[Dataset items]
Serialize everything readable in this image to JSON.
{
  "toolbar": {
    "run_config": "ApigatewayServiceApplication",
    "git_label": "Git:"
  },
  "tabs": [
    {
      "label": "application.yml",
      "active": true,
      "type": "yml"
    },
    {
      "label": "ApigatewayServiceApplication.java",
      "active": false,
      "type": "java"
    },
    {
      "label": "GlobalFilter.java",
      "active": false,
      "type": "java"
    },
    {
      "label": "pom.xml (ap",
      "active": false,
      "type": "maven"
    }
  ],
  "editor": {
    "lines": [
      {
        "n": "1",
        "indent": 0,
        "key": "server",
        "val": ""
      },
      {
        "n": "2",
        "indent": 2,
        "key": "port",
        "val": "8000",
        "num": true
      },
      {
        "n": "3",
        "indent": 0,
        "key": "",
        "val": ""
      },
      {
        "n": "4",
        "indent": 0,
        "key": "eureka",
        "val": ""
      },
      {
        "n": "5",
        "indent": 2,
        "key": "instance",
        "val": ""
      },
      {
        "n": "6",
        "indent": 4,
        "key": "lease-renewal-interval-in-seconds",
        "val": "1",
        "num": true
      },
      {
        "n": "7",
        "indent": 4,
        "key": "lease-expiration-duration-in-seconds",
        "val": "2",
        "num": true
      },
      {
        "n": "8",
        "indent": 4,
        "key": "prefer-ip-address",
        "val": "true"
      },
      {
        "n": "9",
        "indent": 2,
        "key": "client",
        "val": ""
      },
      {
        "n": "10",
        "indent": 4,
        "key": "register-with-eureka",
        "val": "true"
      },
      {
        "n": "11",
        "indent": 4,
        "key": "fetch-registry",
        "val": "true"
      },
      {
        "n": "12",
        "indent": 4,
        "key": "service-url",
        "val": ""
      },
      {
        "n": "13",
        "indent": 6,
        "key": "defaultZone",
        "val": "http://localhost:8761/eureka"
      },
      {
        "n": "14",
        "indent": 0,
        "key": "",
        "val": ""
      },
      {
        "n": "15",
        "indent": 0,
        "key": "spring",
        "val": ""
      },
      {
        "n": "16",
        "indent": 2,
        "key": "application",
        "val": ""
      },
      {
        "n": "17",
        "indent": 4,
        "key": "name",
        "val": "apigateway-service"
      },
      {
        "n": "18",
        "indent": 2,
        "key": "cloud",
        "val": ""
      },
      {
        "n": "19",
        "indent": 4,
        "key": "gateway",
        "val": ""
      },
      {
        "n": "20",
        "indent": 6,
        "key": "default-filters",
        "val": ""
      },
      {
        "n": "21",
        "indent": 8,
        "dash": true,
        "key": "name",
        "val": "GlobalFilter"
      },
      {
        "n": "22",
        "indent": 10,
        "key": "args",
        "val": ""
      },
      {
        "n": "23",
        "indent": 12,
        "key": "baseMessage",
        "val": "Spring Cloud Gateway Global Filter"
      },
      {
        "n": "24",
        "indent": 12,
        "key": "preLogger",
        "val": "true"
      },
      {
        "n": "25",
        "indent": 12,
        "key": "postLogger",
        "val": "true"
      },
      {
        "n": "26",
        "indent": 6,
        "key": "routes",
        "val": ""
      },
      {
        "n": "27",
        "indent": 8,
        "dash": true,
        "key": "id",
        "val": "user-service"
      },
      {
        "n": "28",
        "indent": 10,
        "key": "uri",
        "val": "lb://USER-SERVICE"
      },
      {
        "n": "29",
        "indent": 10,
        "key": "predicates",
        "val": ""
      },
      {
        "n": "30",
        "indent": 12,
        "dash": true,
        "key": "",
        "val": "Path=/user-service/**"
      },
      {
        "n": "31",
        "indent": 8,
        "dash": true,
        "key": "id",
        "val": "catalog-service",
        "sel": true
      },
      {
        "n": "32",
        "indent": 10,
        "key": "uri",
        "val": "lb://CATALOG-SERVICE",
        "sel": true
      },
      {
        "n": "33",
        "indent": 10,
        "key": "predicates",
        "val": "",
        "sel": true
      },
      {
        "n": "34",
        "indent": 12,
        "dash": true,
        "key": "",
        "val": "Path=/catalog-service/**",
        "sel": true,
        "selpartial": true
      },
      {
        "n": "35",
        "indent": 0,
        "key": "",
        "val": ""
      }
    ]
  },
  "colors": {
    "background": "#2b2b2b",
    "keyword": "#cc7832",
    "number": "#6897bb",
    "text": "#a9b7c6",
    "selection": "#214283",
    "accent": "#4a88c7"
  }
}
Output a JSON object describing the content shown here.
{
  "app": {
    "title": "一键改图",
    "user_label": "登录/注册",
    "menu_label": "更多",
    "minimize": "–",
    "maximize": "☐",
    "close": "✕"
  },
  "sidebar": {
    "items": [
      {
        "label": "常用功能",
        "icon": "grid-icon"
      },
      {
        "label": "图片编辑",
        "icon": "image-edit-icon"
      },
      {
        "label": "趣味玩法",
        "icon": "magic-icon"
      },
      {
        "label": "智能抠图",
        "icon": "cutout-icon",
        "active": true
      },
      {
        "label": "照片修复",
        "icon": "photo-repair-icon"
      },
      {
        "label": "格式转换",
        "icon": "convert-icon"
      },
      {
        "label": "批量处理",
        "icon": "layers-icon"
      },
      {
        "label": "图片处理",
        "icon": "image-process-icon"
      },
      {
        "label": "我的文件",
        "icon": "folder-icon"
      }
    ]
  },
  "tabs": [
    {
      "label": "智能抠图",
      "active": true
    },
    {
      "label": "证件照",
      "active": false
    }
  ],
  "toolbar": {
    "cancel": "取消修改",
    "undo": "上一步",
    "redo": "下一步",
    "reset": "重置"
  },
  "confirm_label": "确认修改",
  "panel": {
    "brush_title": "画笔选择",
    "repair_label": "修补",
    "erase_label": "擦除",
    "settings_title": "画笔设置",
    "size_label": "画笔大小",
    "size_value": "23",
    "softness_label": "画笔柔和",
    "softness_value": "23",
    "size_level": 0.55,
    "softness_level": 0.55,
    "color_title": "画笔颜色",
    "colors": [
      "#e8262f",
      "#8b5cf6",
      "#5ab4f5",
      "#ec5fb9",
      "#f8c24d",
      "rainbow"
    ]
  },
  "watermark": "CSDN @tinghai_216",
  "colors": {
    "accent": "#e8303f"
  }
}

### WHAT YOU ARE ASKED TO DO
Search the data for "lease". Copy every line that has it.

### RESPONSE FOR THIS EXERCISE
        "key": "lease-renewal-interval-in-seconds",
        "key": "lease-expiration-duration-in-seconds",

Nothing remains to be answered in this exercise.